- _WORK TO BE COMPLETED_
Copying each record below exactly is the whole task.
▶
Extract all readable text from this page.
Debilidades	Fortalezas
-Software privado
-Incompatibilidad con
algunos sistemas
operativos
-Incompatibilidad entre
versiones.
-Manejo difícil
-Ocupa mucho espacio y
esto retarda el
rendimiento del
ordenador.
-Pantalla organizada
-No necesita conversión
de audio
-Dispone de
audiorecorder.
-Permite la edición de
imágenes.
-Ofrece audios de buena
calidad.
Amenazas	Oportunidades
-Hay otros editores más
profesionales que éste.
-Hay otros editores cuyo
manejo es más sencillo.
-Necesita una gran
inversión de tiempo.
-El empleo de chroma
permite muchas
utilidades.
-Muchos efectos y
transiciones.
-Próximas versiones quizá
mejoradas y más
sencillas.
◀
- _TASK RESULT_
Extract all readable text from this page.
Debilidades	Fortalezas
-Software privado
-Incompatibilidad con
algunos sistemas
operativos
-Incompatibilidad entre
versiones.
-Manejo difícil
-Ocupa mucho espacio y
esto retarda el
rendimiento del
ordenador.
-Pantalla organizada
-No necesita conversión
de audio
-Dispone de
audiorecorder.
-Permite la edición de
imágenes.
-Ofrece audios de buena
calidad.
Amenazas	Oportunidades
-Hay otros editores más
profesionales que éste.
-Hay otros editores cuyo
manejo es más sencillo.
-Necesita una gran
inversión de tiempo.
-El empleo de chroma
permite muchas
utilidades.
-Muchos efectos y
transiciones.
-Próximas versiones quizá
mejoradas y más
sencillas.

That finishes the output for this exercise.